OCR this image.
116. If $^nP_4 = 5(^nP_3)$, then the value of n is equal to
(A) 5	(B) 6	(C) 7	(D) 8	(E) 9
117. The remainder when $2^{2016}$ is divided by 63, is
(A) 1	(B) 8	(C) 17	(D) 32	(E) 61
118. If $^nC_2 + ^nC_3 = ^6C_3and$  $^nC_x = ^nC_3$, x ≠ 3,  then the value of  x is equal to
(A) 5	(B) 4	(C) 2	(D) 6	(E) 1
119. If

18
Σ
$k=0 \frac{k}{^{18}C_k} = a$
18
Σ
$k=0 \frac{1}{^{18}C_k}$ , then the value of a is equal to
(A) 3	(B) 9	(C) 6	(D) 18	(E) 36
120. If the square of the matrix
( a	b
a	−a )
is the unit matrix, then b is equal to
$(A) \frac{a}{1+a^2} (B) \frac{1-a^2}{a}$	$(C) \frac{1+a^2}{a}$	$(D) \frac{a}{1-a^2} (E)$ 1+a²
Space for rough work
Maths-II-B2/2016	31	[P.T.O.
────────────────
Work to be completed:
The whole listing above needs to be written out again exactly.

The response:
OCR this image.
116. If $^nP_4 = 5(^nP_3)$, then the value of n is equal to
(A) 5	(B) 6	(C) 7	(D) 8	(E) 9
117. The remainder when $2^{2016}$ is divided by 63, is
(A) 1	(B) 8	(C) 17	(D) 32	(E) 61
118. If $^nC_2 + ^nC_3 = ^6C_3and$  $^nC_x = ^nC_3$, x ≠ 3,  then the value of  x is equal to
(A) 5	(B) 4	(C) 2	(D) 6	(E) 1
119. If

18
Σ
$k=0 \frac{k}{^{18}C_k} = a$
18
Σ
$k=0 \frac{1}{^{18}C_k}$ , then the value of a is equal to
(A) 3	(B) 9	(C) 6	(D) 18	(E) 36
120. If the square of the matrix
( a	b
a	−a )
is the unit matrix, then b is equal to
$(A) \frac{a}{1+a^2} (B) \frac{1-a^2}{a}$	$(C) \frac{1+a^2}{a}$	$(D) \frac{a}{1-a^2} (E)$ 1+a²
Space for rough work
Maths-II-B2/2016	31	[P.T.O.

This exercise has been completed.